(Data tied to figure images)
......
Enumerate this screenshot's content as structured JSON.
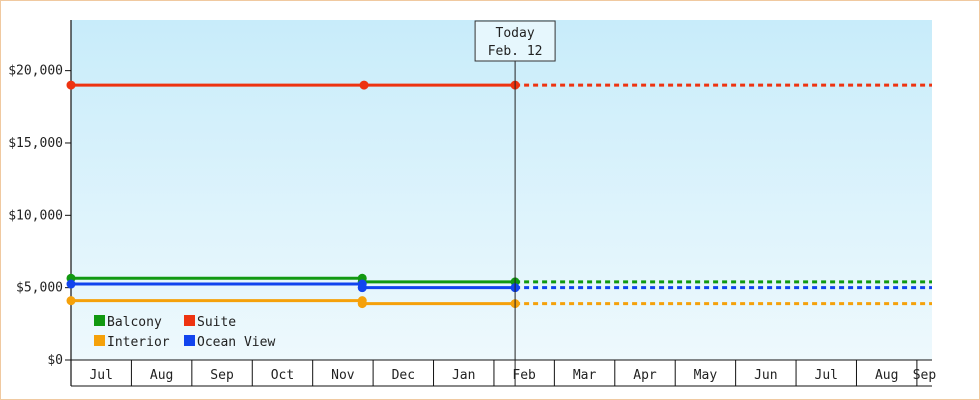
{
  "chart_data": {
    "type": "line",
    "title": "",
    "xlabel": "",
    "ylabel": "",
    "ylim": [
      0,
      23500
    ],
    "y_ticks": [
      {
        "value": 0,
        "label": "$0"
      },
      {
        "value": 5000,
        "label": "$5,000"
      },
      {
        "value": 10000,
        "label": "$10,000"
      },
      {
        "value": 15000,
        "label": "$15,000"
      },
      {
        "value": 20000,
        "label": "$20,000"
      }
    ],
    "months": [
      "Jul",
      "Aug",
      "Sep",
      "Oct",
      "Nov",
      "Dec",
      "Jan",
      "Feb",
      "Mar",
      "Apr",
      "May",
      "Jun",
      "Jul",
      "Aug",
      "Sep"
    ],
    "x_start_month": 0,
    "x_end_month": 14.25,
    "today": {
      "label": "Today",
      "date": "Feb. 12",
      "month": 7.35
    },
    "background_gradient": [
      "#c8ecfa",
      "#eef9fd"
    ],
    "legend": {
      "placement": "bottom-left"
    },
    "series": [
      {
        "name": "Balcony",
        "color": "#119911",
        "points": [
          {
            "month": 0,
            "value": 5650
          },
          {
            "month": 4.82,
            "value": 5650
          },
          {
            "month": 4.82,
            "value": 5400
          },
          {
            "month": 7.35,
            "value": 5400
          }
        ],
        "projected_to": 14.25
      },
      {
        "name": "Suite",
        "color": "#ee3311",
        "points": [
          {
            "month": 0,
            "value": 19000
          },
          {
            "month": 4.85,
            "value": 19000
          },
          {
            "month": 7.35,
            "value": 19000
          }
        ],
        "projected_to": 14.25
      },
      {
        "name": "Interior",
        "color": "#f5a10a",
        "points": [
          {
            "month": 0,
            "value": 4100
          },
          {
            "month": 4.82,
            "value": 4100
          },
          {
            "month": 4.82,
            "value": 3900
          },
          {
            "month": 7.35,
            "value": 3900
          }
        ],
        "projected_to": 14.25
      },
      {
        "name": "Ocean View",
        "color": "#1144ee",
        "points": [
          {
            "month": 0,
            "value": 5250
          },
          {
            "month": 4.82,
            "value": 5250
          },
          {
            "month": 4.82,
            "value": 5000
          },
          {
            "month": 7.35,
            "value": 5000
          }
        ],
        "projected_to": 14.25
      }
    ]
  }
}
......
- INSTRUCTIONS FOR THE TASK -
Go over the entries above and say how many lines hold the string "name", with no other text.

- WRITTEN REPLY -
4